--- start Record list ---

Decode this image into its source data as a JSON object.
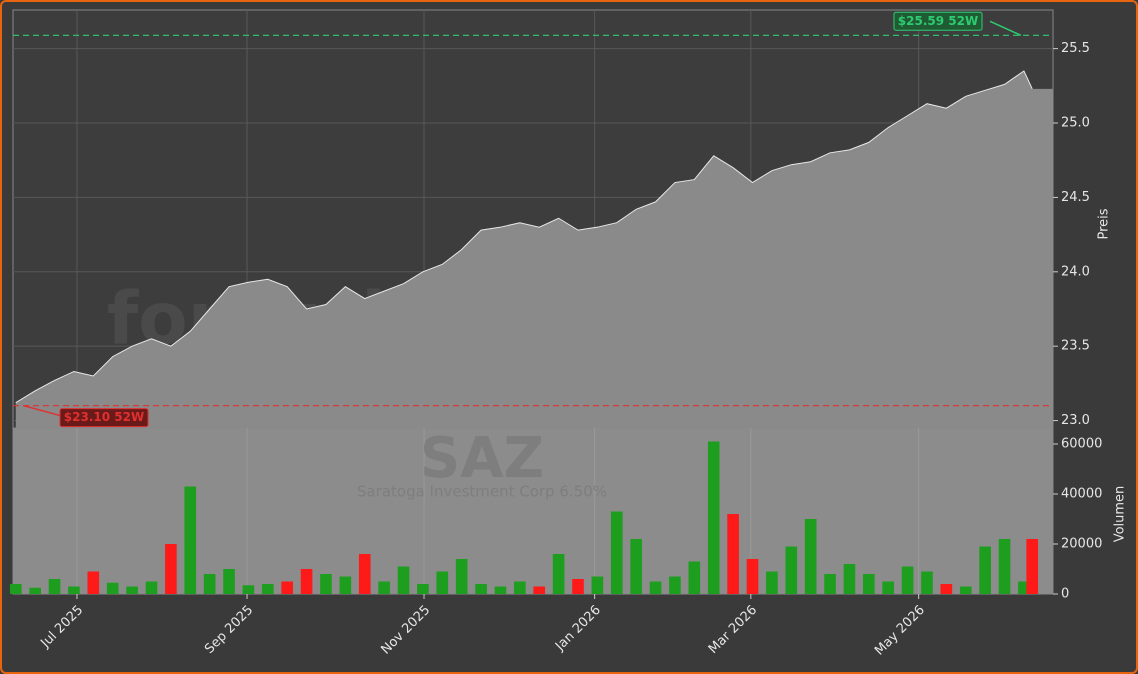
{
  "chart_data": {
    "type": "price-volume",
    "watermark": "forexsignale.trade",
    "symbol": "SAZ",
    "name": "Saratoga Investment Corp 6.50%",
    "y_label": "Preis",
    "y2_label": "Volumen",
    "x": [
      1,
      8,
      15,
      22,
      29,
      36,
      43,
      50,
      57,
      64,
      71,
      78,
      85,
      92,
      99,
      106,
      113,
      120,
      127,
      134,
      141,
      148,
      155,
      162,
      169,
      176,
      183,
      190,
      197,
      204,
      211,
      218,
      225,
      232,
      239,
      246,
      253,
      260,
      267,
      274,
      281,
      288,
      295,
      302,
      309,
      316,
      323,
      330,
      337,
      344,
      351,
      358,
      365,
      368
    ],
    "series": [
      {
        "name": "Preis",
        "color": "#8a8a8a",
        "values": [
          23.12,
          23.2,
          23.27,
          23.33,
          23.3,
          23.43,
          23.5,
          23.55,
          23.5,
          23.6,
          23.75,
          23.9,
          23.93,
          23.95,
          23.9,
          23.75,
          23.78,
          23.9,
          23.82,
          23.87,
          23.92,
          24.0,
          24.05,
          24.15,
          24.28,
          24.3,
          24.33,
          24.3,
          24.36,
          24.28,
          24.3,
          24.33,
          24.42,
          24.47,
          24.6,
          24.62,
          24.78,
          24.7,
          24.6,
          24.68,
          24.72,
          24.74,
          24.8,
          24.82,
          24.87,
          24.97,
          25.05,
          25.13,
          25.1,
          25.18,
          25.22,
          25.26,
          25.35,
          25.23
        ]
      },
      {
        "name": "Volumen",
        "axis": "y2",
        "up_color": "#1e9e1e",
        "down_color": "#ff1a1a",
        "values": [
          4000,
          2500,
          6000,
          3000,
          9000,
          4500,
          3000,
          5000,
          20000,
          43000,
          8000,
          10000,
          3500,
          4000,
          5000,
          10000,
          8000,
          7000,
          16000,
          5000,
          11000,
          4000,
          9000,
          14000,
          4000,
          3000,
          5000,
          3000,
          16000,
          6000,
          7000,
          33000,
          22000,
          5000,
          7000,
          13000,
          61000,
          32000,
          14000,
          9000,
          19000,
          30000,
          8000,
          12000,
          8000,
          5000,
          11000,
          9000,
          4000,
          3000,
          19000,
          22000,
          5000,
          22000
        ]
      }
    ],
    "xlim": [
      0,
      375.5
    ],
    "xticks": [
      {
        "value": 23.1,
        "label": "Jul 2025"
      },
      {
        "value": 84.5,
        "label": "Sep 2025"
      },
      {
        "value": 148.4,
        "label": "Nov 2025"
      },
      {
        "value": 210,
        "label": "Jan 2026"
      },
      {
        "value": 266.4,
        "label": "Mar 2026"
      },
      {
        "value": 327,
        "label": "May 2026"
      }
    ],
    "ylim": [
      22.95,
      25.76
    ],
    "yticks": [
      {
        "value": 23,
        "label": "23.0"
      },
      23.5,
      {
        "value": 24,
        "label": "24.0"
      },
      24.5,
      {
        "value": 25,
        "label": "25.0"
      },
      25.5
    ],
    "y2lim": [
      0,
      66400
    ],
    "y2ticks": [
      0,
      20000,
      40000,
      60000
    ],
    "high_52w": {
      "value": 25.59,
      "label": "$25.59 52W",
      "color": "#2ecc71"
    },
    "low_52w": {
      "value": 23.1,
      "label": "$23.10 52W",
      "color": "#e03030"
    },
    "grid": true
  }
}
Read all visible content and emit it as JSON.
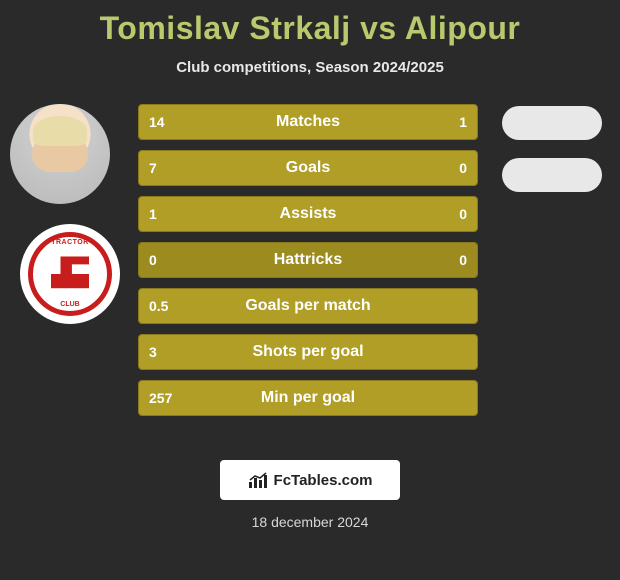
{
  "title_color": "#b8c96e",
  "title": "Tomislav Strkalj vs Alipour",
  "subtitle": "Club competitions, Season 2024/2025",
  "bar_colors": {
    "base": "#9c8b1f",
    "highlight": "#b09e26",
    "border": "#8a7a1a"
  },
  "background_color": "#2a2a2a",
  "text_color": "#ffffff",
  "rows": [
    {
      "label": "Matches",
      "left": "14",
      "right": "1",
      "left_pct": 93,
      "right_pct": 7
    },
    {
      "label": "Goals",
      "left": "7",
      "right": "0",
      "left_pct": 100,
      "right_pct": 0
    },
    {
      "label": "Assists",
      "left": "1",
      "right": "0",
      "left_pct": 100,
      "right_pct": 0
    },
    {
      "label": "Hattricks",
      "left": "0",
      "right": "0",
      "left_pct": 0,
      "right_pct": 0
    },
    {
      "label": "Goals per match",
      "left": "0.5",
      "right": "",
      "left_pct": 100,
      "right_pct": 0
    },
    {
      "label": "Shots per goal",
      "left": "3",
      "right": "",
      "left_pct": 100,
      "right_pct": 0
    },
    {
      "label": "Min per goal",
      "left": "257",
      "right": "",
      "left_pct": 100,
      "right_pct": 0
    }
  ],
  "club_badge": {
    "top_text": "TRACTOR",
    "bottom_text": "CLUB",
    "border_color": "#c71d1d",
    "bg": "#ffffff"
  },
  "oval_color": "#e8e8e8",
  "footer": {
    "brand": "FcTables.com",
    "date": "18 december 2024"
  }
}
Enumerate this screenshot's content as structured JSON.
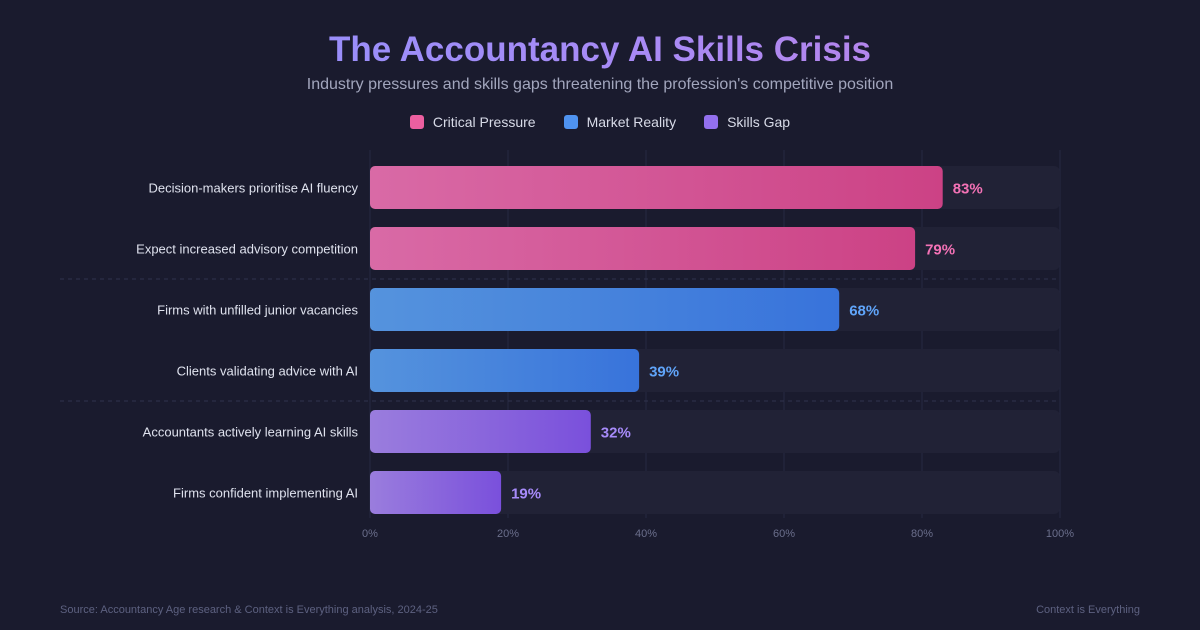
{
  "chart_data": {
    "type": "bar",
    "orientation": "horizontal",
    "title": "The Accountancy AI Skills Crisis",
    "subtitle": "Industry pressures and skills gaps threatening the profession's competitive position",
    "categories": [
      "Decision-makers prioritise AI fluency",
      "Expect increased advisory competition",
      "Firms with unfilled junior vacancies",
      "Clients validating advice with AI",
      "Accountants actively learning AI skills",
      "Firms confident implementing AI"
    ],
    "values": [
      83,
      79,
      68,
      39,
      32,
      19
    ],
    "value_labels": [
      "83%",
      "79%",
      "68%",
      "39%",
      "32%",
      "19%"
    ],
    "groups": [
      0,
      0,
      1,
      1,
      2,
      2
    ],
    "legend": [
      {
        "name": "Critical Pressure",
        "color": "#ec5fa0",
        "gradient": [
          "#d96aa6",
          "#cc4285"
        ],
        "label_color": "#f472b6"
      },
      {
        "name": "Market Reality",
        "color": "#4f93f0",
        "gradient": [
          "#5593dd",
          "#3873db"
        ],
        "label_color": "#60a5fa"
      },
      {
        "name": "Skills Gap",
        "color": "#9370ee",
        "gradient": [
          "#9a7ddd",
          "#7a50dc"
        ],
        "label_color": "#a78bfa"
      }
    ],
    "xlim": [
      0,
      100
    ],
    "xticks": [
      "0%",
      "20%",
      "40%",
      "60%",
      "80%",
      "100%"
    ],
    "grid": true,
    "legend_placement": "top-center"
  },
  "footer": {
    "source": "Source: Accountancy Age research & Context is Everything analysis, 2024-25",
    "brand": "Context is Everything"
  }
}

--- end Record list ---

# Instructions for the task:
Repeat the listing above exactly, with no pictures.

# Answer to the problem:
Decode this image into its source data as a JSON object.
{
  "chart_data": {
    "type": "price-volume",
    "watermark": "forexsignale.trade",
    "symbol": "SAZ",
    "name": "Saratoga Investment Corp 6.50%",
    "y_label": "Preis",
    "y2_label": "Volumen",
    "x": [
      1,
      8,
      15,
      22,
      29,
      36,
      43,
      50,
      57,
      64,
      71,
      78,
      85,
      92,
      99,
      106,
      113,
      120,
      127,
      134,
      141,
      148,
      155,
      162,
      169,
      176,
      183,
      190,
      197,
      204,
      211,
      218,
      225,
      232,
      239,
      246,
      253,
      260,
      267,
      274,
      281,
      288,
      295,
      302,
      309,
      316,
      323,
      330,
      337,
      344,
      351,
      358,
      365,
      368
    ],
    "series": [
      {
        "name": "Preis",
        "color": "#8a8a8a",
        "values": [
          23.12,
          23.2,
          23.27,
          23.33,
          23.3,
          23.43,
          23.5,
          23.55,
          23.5,
          23.6,
          23.75,
          23.9,
          23.93,
          23.95,
          23.9,
          23.75,
          23.78,
          23.9,
          23.82,
          23.87,
          23.92,
          24.0,
          24.05,
          24.15,
          24.28,
          24.3,
          24.33,
          24.3,
          24.36,
          24.28,
          24.3,
          24.33,
          24.42,
          24.47,
          24.6,
          24.62,
          24.78,
          24.7,
          24.6,
          24.68,
          24.72,
          24.74,
          24.8,
          24.82,
          24.87,
          24.97,
          25.05,
          25.13,
          25.1,
          25.18,
          25.22,
          25.26,
          25.35,
          25.23
        ]
      },
      {
        "name": "Volumen",
        "axis": "y2",
        "up_color": "#1e9e1e",
        "down_color": "#ff1a1a",
        "values": [
          4000,
          2500,
          6000,
          3000,
          9000,
          4500,
          3000,
          5000,
          20000,
          43000,
          8000,
          10000,
          3500,
          4000,
          5000,
          10000,
          8000,
          7000,
          16000,
          5000,
          11000,
          4000,
          9000,
          14000,
          4000,
          3000,
          5000,
          3000,
          16000,
          6000,
          7000,
          33000,
          22000,
          5000,
          7000,
          13000,
          61000,
          32000,
          14000,
          9000,
          19000,
          30000,
          8000,
          12000,
          8000,
          5000,
          11000,
          9000,
          4000,
          3000,
          19000,
          22000,
          5000,
          22000
        ]
      }
    ],
    "xlim": [
      0,
      375.5
    ],
    "xticks": [
      {
        "value": 23.1,
        "label": "Jul 2025"
      },
      {
        "value": 84.5,
        "label": "Sep 2025"
      },
      {
        "value": 148.4,
        "label": "Nov 2025"
      },
      {
        "value": 210,
        "label": "Jan 2026"
      },
      {
        "value": 266.4,
        "label": "Mar 2026"
      },
      {
        "value": 327,
        "label": "May 2026"
      }
    ],
    "ylim": [
      22.95,
      25.76
    ],
    "yticks": [
      {
        "value": 23,
        "label": "23.0"
      },
      23.5,
      {
        "value": 24,
        "label": "24.0"
      },
      24.5,
      {
        "value": 25,
        "label": "25.0"
      },
      25.5
    ],
    "y2lim": [
      0,
      66400
    ],
    "y2ticks": [
      0,
      20000,
      40000,
      60000
    ],
    "high_52w": {
      "value": 25.59,
      "label": "$25.59 52W",
      "color": "#2ecc71"
    },
    "low_52w": {
      "value": 23.1,
      "label": "$23.10 52W",
      "color": "#e03030"
    },
    "grid": true
  }
}
Read all visible content and emit it as JSON.
{
  "title_color": "#b8c96e",
  "title": "Tomislav Strkalj vs Alipour",
  "subtitle": "Club competitions, Season 2024/2025",
  "bar_colors": {
    "base": "#9c8b1f",
    "highlight": "#b09e26",
    "border": "#8a7a1a"
  },
  "background_color": "#2a2a2a",
  "text_color": "#ffffff",
  "rows": [
    {
      "label": "Matches",
      "left": "14",
      "right": "1",
      "left_pct": 93,
      "right_pct": 7
    },
    {
      "label": "Goals",
      "left": "7",
      "right": "0",
      "left_pct": 100,
      "right_pct": 0
    },
    {
      "label": "Assists",
      "left": "1",
      "right": "0",
      "left_pct": 100,
      "right_pct": 0
    },
    {
      "label": "Hattricks",
      "left": "0",
      "right": "0",
      "left_pct": 0,
      "right_pct": 0
    },
    {
      "label": "Goals per match",
      "left": "0.5",
      "right": "",
      "left_pct": 100,
      "right_pct": 0
    },
    {
      "label": "Shots per goal",
      "left": "3",
      "right": "",
      "left_pct": 100,
      "right_pct": 0
    },
    {
      "label": "Min per goal",
      "left": "257",
      "right": "",
      "left_pct": 100,
      "right_pct": 0
    }
  ],
  "club_badge": {
    "top_text": "TRACTOR",
    "bottom_text": "CLUB",
    "border_color": "#c71d1d",
    "bg": "#ffffff"
  },
  "oval_color": "#e8e8e8",
  "footer": {
    "brand": "FcTables.com",
    "date": "18 december 2024"
  }
}
Enumerate this screenshot's content as structured JSON.
{
  "chart_data": {
    "type": "bar",
    "orientation": "horizontal",
    "title": "The Accountancy AI Skills Crisis",
    "subtitle": "Industry pressures and skills gaps threatening the profession's competitive position",
    "categories": [
      "Decision-makers prioritise AI fluency",
      "Expect increased advisory competition",
      "Firms with unfilled junior vacancies",
      "Clients validating advice with AI",
      "Accountants actively learning AI skills",
      "Firms confident implementing AI"
    ],
    "values": [
      83,
      79,
      68,
      39,
      32,
      19
    ],
    "value_labels": [
      "83%",
      "79%",
      "68%",
      "39%",
      "32%",
      "19%"
    ],
    "groups": [
      0,
      0,
      1,
      1,
      2,
      2
    ],
    "legend": [
      {
        "name": "Critical Pressure",
        "color": "#ec5fa0",
        "gradient": [
          "#d96aa6",
          "#cc4285"
        ],
        "label_color": "#f472b6"
      },
      {
        "name": "Market Reality",
        "color": "#4f93f0",
        "gradient": [
          "#5593dd",
          "#3873db"
        ],
        "label_color": "#60a5fa"
      },
      {
        "name": "Skills Gap",
        "color": "#9370ee",
        "gradient": [
          "#9a7ddd",
          "#7a50dc"
        ],
        "label_color": "#a78bfa"
      }
    ],
    "xlim": [
      0,
      100
    ],
    "xticks": [
      "0%",
      "20%",
      "40%",
      "60%",
      "80%",
      "100%"
    ],
    "grid": true,
    "legend_placement": "top-center"
  },
  "footer": {
    "source": "Source: Accountancy Age research & Context is Everything analysis, 2024-25",
    "brand": "Context is Everything"
  }
}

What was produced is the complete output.